# start of Information supplied
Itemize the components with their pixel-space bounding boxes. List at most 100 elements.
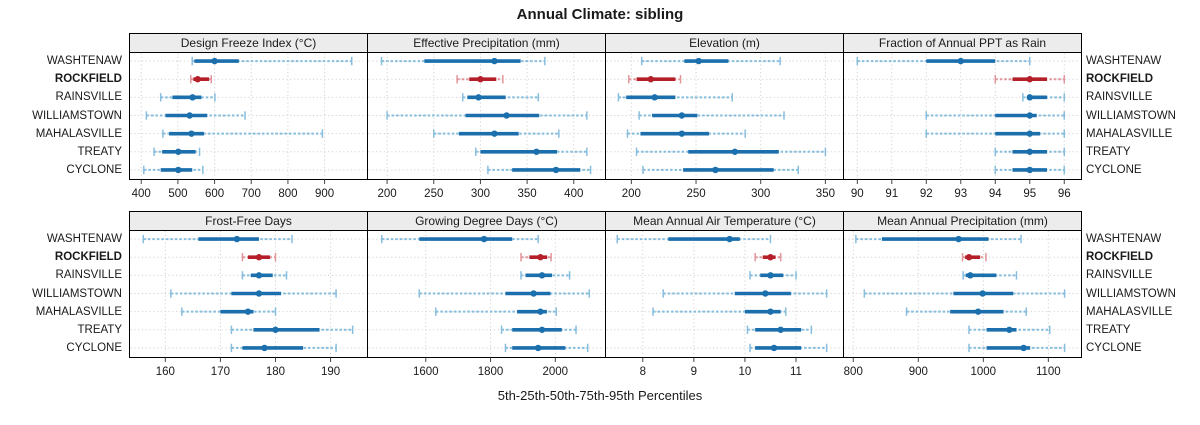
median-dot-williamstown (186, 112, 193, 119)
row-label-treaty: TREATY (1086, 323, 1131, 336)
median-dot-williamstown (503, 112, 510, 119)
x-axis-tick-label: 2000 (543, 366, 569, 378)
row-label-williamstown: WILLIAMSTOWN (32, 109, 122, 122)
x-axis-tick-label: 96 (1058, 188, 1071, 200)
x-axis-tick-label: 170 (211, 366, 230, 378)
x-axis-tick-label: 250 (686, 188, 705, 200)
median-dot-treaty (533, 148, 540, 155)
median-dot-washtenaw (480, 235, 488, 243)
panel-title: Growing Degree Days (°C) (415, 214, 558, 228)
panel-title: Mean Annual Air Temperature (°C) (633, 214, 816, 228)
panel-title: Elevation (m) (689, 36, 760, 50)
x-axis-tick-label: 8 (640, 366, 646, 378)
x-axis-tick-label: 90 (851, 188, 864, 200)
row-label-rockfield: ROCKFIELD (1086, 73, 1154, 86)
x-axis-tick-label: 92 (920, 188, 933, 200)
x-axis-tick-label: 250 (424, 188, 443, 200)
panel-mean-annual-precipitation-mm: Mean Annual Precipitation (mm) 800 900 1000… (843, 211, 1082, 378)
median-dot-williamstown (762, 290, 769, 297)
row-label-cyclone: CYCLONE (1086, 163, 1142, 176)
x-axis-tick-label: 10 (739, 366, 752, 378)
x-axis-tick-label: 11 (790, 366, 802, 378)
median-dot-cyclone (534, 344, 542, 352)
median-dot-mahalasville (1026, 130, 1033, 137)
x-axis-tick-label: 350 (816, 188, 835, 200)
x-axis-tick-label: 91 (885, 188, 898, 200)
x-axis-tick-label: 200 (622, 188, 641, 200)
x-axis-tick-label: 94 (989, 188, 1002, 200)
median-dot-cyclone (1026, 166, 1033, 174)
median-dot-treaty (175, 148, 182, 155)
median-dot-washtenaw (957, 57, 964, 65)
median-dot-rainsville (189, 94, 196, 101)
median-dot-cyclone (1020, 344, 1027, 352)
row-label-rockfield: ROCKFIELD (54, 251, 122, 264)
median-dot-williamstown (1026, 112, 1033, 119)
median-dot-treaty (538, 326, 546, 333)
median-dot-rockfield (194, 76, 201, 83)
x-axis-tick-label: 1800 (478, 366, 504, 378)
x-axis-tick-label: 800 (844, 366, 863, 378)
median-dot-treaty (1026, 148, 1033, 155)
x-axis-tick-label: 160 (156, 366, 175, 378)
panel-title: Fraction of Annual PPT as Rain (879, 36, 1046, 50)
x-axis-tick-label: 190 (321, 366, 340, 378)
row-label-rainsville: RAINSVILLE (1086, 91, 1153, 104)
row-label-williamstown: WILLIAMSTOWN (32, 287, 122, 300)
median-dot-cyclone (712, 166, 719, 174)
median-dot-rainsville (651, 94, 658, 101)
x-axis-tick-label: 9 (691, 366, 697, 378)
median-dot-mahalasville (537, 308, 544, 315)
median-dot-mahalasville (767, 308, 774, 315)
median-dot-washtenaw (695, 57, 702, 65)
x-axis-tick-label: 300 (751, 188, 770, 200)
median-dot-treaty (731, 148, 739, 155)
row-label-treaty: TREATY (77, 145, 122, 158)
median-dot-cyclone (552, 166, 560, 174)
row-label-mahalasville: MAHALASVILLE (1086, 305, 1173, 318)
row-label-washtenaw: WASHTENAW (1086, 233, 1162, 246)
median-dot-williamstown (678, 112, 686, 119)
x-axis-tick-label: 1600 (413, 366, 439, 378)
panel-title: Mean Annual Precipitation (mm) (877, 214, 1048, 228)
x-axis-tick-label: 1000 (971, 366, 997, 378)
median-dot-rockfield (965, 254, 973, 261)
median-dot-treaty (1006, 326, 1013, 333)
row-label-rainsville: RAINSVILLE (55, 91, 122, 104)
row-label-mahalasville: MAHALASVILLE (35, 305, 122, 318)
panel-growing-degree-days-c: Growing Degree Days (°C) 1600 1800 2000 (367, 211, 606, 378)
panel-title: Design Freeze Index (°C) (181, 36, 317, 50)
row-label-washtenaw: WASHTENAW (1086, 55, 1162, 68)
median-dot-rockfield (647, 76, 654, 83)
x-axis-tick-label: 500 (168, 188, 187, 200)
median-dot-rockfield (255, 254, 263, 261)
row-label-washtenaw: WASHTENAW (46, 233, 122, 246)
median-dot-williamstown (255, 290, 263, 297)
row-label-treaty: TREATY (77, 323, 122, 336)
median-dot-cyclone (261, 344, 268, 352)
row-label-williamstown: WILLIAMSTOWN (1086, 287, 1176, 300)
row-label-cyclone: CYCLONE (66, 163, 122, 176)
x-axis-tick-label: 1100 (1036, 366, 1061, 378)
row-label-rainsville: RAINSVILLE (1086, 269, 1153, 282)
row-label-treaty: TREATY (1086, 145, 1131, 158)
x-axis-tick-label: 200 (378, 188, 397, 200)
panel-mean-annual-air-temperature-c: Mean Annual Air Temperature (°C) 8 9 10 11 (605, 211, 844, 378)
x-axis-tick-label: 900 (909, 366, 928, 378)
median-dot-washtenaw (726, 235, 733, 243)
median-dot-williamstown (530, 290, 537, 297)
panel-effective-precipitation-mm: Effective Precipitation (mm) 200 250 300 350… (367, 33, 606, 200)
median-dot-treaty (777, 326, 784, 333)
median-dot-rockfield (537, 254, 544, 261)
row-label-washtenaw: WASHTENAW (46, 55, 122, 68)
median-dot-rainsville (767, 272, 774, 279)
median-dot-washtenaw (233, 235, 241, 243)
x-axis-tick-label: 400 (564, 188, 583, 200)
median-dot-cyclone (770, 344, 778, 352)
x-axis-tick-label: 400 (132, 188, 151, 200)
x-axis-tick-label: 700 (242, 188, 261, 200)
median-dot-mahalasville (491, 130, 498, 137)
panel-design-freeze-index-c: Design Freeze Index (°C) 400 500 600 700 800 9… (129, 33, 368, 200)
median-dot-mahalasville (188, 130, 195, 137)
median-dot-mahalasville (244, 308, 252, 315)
# end of Information supplied
Give every line of the records above as a numbered list, leaving out blank lines and the pictures.

1. Itemize the components with their pixel-space bounding boxes. List at most 100 elements.
2. median-dot-williamstown (186, 112, 193, 119)
3. row-label-treaty: TREATY (1086, 323, 1131, 336)
4. median-dot-williamstown (503, 112, 510, 119)
5. x-axis-tick-label: 2000 (543, 366, 569, 378)
6. row-label-williamstown: WILLIAMSTOWN (32, 109, 122, 122)
7. x-axis-tick-label: 96 (1058, 188, 1071, 200)
8. x-axis-tick-label: 170 (211, 366, 230, 378)
9. x-axis-tick-label: 250 (686, 188, 705, 200)
10. median-dot-treaty (533, 148, 540, 155)
11. median-dot-washtenaw (480, 235, 488, 243)
12. panel-title: Growing Degree Days (°C) (415, 214, 558, 228)
13. panel-title: Mean Annual Air Temperature (°C) (633, 214, 816, 228)
14. panel-title: Elevation (m) (689, 36, 760, 50)
15. x-axis-tick-label: 8 (640, 366, 646, 378)
16. x-axis-tick-label: 90 (851, 188, 864, 200)
17. row-label-rockfield: ROCKFIELD (1086, 73, 1154, 86)
18. x-axis-tick-label: 92 (920, 188, 933, 200)
19. x-axis-tick-label: 250 (424, 188, 443, 200)
20. panel-mean-annual-precipitation-mm: Mean Annual Precipitation (mm) 800 900 1000… (843, 211, 1082, 378)
21. median-dot-williamstown (762, 290, 769, 297)
22. row-label-cyclone: CYCLONE (1086, 163, 1142, 176)
23. x-axis-tick-label: 10 (739, 366, 752, 378)
24. x-axis-tick-label: 11 (790, 366, 802, 378)
25. median-dot-cyclone (534, 344, 542, 352)
26. median-dot-mahalasville (1026, 130, 1033, 137)
27. x-axis-tick-label: 350 (816, 188, 835, 200)
28. x-axis-tick-label: 91 (885, 188, 898, 200)
29. x-axis-tick-label: 200 (622, 188, 641, 200)
30. x-axis-tick-label: 94 (989, 188, 1002, 200)
31. median-dot-cyclone (1026, 166, 1033, 174)
32. median-dot-treaty (175, 148, 182, 155)
33. median-dot-washtenaw (957, 57, 964, 65)
34. median-dot-rainsville (189, 94, 196, 101)
35. median-dot-cyclone (1020, 344, 1027, 352)
36. row-label-rockfield: ROCKFIELD (54, 251, 122, 264)
37. median-dot-williamstown (1026, 112, 1033, 119)
38. median-dot-treaty (538, 326, 546, 333)
39. median-dot-rockfield (194, 76, 201, 83)
40. x-axis-tick-label: 1800 (478, 366, 504, 378)
41. x-axis-tick-label: 800 (844, 366, 863, 378)
42. median-dot-treaty (1026, 148, 1033, 155)
43. x-axis-tick-label: 160 (156, 366, 175, 378)
44. panel-title: Fraction of Annual PPT as Rain (879, 36, 1046, 50)
45. x-axis-tick-label: 190 (321, 366, 340, 378)
46. row-label-rainsville: RAINSVILLE (1086, 91, 1153, 104)
47. row-label-williamstown: WILLIAMSTOWN (32, 287, 122, 300)
48. median-dot-cyclone (712, 166, 719, 174)
49. median-dot-rainsville (651, 94, 658, 101)
50. x-axis-tick-label: 9 (691, 366, 697, 378)
51. median-dot-mahalasville (537, 308, 544, 315)
52. median-dot-mahalasville (767, 308, 774, 315)
53. median-dot-washtenaw (695, 57, 702, 65)
54. x-axis-tick-label: 300 (751, 188, 770, 200)
55. median-dot-treaty (731, 148, 739, 155)
56. row-label-treaty: TREATY (77, 145, 122, 158)
57. median-dot-cyclone (552, 166, 560, 174)
58. row-label-mahalasville: MAHALASVILLE (1086, 305, 1173, 318)
59. row-label-washtenaw: WASHTENAW (1086, 233, 1162, 246)
60. median-dot-williamstown (678, 112, 686, 119)
61. x-axis-tick-label: 1600 (413, 366, 439, 378)
62. panel-title: Mean Annual Precipitation (mm) (877, 214, 1048, 228)
63. x-axis-tick-label: 1000 (971, 366, 997, 378)
64. median-dot-rockfield (965, 254, 973, 261)
65. median-dot-treaty (1006, 326, 1013, 333)
66. row-label-rainsville: RAINSVILLE (55, 91, 122, 104)
67. row-label-mahalasville: MAHALASVILLE (35, 305, 122, 318)
68. panel-growing-degree-days-c: Growing Degree Days (°C) 1600 1800 2000 (367, 211, 606, 378)
69. panel-title: Design Freeze Index (°C) (181, 36, 317, 50)
70. row-label-washtenaw: WASHTENAW (1086, 55, 1162, 68)
71. median-dot-rockfield (647, 76, 654, 83)
72. x-axis-tick-label: 500 (168, 188, 187, 200)
73. median-dot-rockfield (255, 254, 263, 261)
74. row-label-washtenaw: WASHTENAW (46, 233, 122, 246)
75. median-dot-williamstown (255, 290, 263, 297)
76. row-label-treaty: TREATY (77, 323, 122, 336)
77. median-dot-cyclone (261, 344, 268, 352)
78. row-label-williamstown: WILLIAMSTOWN (1086, 287, 1176, 300)
79. row-label-cyclone: CYCLONE (66, 163, 122, 176)
80. x-axis-tick-label: 1100 (1036, 366, 1061, 378)
81. row-label-rainsville: RAINSVILLE (1086, 269, 1153, 282)
82. row-label-treaty: TREATY (1086, 145, 1131, 158)
83. x-axis-tick-label: 200 (378, 188, 397, 200)
84. panel-mean-annual-air-temperature-c: Mean Annual Air Temperature (°C) 8 9 10 11 (605, 211, 844, 378)
85. x-axis-tick-label: 900 (909, 366, 928, 378)
86. median-dot-washtenaw (726, 235, 733, 243)
87. median-dot-williamstown (530, 290, 537, 297)
88. panel-effective-precipitation-mm: Effective Precipitation (mm) 200 250 300 350… (367, 33, 606, 200)
89. median-dot-treaty (777, 326, 784, 333)
90. median-dot-rockfield (537, 254, 544, 261)
91. row-label-washtenaw: WASHTENAW (46, 55, 122, 68)
92. median-dot-rainsville (767, 272, 774, 279)
93. median-dot-washtenaw (233, 235, 241, 243)
94. x-axis-tick-label: 400 (564, 188, 583, 200)
95. median-dot-cyclone (770, 344, 778, 352)
96. x-axis-tick-label: 400 (132, 188, 151, 200)
97. x-axis-tick-label: 700 (242, 188, 261, 200)
98. median-dot-mahalasville (491, 130, 498, 137)
99. panel-design-freeze-index-c: Design Freeze Index (°C) 400 500 600 700 800 9… (129, 33, 368, 200)
100. median-dot-mahalasville (188, 130, 195, 137)
101. median-dot-mahalasville (244, 308, 252, 315)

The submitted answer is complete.